■ Stored records

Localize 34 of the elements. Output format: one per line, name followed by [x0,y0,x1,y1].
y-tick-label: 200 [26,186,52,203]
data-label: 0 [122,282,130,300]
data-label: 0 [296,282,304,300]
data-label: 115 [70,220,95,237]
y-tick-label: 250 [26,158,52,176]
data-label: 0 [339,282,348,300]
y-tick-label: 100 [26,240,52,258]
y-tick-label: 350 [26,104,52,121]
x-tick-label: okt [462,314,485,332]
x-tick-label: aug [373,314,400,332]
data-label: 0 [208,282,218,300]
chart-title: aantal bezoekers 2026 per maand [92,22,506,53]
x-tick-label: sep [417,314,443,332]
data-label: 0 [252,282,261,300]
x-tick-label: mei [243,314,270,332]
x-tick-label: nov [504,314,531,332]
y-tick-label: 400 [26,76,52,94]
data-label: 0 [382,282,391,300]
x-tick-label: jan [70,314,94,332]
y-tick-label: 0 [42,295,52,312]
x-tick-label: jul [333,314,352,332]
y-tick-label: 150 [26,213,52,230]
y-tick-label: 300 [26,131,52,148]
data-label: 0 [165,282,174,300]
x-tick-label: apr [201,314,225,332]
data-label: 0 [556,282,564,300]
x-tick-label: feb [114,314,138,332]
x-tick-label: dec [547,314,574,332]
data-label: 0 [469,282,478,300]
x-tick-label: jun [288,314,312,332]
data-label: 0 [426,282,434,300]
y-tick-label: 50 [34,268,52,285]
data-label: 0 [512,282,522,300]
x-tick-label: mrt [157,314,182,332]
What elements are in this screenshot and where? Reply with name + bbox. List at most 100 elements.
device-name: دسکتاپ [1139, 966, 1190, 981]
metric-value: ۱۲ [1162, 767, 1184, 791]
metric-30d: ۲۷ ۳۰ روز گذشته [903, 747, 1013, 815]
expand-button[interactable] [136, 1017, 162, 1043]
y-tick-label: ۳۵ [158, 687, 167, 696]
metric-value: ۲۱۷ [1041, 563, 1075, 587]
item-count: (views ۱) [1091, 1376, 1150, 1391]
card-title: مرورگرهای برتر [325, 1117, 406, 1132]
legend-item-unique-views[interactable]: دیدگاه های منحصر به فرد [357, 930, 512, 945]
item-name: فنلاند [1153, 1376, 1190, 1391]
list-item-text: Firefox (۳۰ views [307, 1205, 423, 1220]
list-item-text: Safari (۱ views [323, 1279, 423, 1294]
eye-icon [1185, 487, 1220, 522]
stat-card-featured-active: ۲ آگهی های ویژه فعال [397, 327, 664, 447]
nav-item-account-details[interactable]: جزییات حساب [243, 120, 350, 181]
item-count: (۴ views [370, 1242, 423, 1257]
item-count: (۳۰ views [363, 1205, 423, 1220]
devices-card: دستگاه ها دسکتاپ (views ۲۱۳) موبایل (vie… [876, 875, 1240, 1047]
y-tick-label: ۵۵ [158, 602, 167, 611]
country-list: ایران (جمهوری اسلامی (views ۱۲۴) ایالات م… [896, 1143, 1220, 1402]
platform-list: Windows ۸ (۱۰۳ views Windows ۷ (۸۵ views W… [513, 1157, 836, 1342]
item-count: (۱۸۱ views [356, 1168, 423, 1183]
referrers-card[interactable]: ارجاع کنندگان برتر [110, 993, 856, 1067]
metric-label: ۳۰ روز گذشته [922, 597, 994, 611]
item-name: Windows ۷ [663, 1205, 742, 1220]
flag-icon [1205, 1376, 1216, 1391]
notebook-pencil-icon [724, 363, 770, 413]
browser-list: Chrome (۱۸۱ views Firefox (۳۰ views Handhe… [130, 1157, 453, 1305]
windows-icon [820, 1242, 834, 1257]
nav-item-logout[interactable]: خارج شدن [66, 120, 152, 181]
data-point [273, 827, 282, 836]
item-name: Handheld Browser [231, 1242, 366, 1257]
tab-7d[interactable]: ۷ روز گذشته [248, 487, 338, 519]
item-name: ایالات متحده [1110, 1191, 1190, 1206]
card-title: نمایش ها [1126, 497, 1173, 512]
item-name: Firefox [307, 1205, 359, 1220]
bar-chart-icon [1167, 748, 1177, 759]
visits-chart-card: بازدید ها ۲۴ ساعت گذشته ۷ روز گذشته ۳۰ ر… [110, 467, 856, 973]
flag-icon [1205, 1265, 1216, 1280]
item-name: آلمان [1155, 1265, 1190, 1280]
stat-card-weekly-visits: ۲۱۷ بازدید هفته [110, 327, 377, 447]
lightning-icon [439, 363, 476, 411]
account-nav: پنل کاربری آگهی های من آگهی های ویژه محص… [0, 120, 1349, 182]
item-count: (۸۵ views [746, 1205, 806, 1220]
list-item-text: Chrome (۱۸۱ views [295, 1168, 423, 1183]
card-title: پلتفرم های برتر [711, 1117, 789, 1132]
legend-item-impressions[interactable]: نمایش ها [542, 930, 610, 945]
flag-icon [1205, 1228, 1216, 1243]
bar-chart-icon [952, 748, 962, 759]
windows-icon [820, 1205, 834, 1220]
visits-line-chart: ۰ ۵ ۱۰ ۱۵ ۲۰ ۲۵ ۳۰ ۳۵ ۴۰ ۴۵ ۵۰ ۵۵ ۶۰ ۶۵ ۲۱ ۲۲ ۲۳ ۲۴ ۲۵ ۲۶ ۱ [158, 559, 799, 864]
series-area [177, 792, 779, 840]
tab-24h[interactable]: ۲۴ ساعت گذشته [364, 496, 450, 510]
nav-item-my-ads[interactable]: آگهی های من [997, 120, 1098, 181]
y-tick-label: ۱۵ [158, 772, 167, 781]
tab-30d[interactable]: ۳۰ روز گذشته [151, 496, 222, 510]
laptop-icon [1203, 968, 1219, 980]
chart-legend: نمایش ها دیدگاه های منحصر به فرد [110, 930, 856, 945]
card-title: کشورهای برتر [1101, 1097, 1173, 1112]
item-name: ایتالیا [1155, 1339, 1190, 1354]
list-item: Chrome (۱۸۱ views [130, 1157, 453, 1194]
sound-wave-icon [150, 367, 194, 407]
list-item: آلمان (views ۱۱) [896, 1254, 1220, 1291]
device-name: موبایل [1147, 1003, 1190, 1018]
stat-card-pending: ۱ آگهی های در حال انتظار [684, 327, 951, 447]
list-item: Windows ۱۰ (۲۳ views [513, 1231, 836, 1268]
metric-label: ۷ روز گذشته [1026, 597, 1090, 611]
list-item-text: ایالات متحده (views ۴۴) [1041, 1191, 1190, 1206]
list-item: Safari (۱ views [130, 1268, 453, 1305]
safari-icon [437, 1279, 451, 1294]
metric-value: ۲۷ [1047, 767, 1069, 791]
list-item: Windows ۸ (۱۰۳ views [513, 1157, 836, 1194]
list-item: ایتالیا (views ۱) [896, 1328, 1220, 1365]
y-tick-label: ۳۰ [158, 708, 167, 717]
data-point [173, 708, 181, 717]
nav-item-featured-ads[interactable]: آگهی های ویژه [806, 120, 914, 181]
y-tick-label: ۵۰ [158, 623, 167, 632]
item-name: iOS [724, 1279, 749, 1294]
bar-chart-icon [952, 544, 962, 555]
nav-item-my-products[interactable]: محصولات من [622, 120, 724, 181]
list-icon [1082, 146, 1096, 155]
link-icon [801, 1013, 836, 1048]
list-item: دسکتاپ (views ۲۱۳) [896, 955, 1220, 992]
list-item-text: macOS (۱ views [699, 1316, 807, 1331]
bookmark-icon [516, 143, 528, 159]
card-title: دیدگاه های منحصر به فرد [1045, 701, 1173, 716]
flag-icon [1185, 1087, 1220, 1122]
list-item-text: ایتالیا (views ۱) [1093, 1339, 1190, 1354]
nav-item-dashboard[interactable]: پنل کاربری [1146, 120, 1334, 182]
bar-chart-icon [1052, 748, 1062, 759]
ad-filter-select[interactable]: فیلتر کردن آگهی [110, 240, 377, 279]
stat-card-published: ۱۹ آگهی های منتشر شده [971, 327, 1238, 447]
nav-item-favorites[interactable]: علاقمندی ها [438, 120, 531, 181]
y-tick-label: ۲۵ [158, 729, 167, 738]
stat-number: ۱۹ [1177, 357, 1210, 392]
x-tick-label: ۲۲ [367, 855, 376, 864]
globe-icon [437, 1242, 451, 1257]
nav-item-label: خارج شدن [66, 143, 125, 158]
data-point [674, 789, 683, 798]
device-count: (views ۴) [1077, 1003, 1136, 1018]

■ Goal of the exercise
Copy out everything from the first line of the records above down to and including the line that contains "data-label: 0 [165,282,174,300]", reproducing each line verbatim.

■ Result of this exercise
Localize 34 of the elements. Output format: one per line, name followed by [x0,y0,x1,y1].
y-tick-label: 200 [26,186,52,203]
data-label: 0 [122,282,130,300]
data-label: 0 [296,282,304,300]
data-label: 115 [70,220,95,237]
y-tick-label: 250 [26,158,52,176]
data-label: 0 [339,282,348,300]
y-tick-label: 100 [26,240,52,258]
y-tick-label: 350 [26,104,52,121]
x-tick-label: okt [462,314,485,332]
x-tick-label: aug [373,314,400,332]
data-label: 0 [208,282,218,300]
chart-title: aantal bezoekers 2026 per maand [92,22,506,53]
x-tick-label: sep [417,314,443,332]
data-label: 0 [252,282,261,300]
x-tick-label: mei [243,314,270,332]
x-tick-label: nov [504,314,531,332]
y-tick-label: 400 [26,76,52,94]
data-label: 0 [382,282,391,300]
x-tick-label: jan [70,314,94,332]
y-tick-label: 0 [42,295,52,312]
x-tick-label: jul [333,314,352,332]
y-tick-label: 150 [26,213,52,230]
y-tick-label: 300 [26,131,52,148]
data-label: 0 [165,282,174,300]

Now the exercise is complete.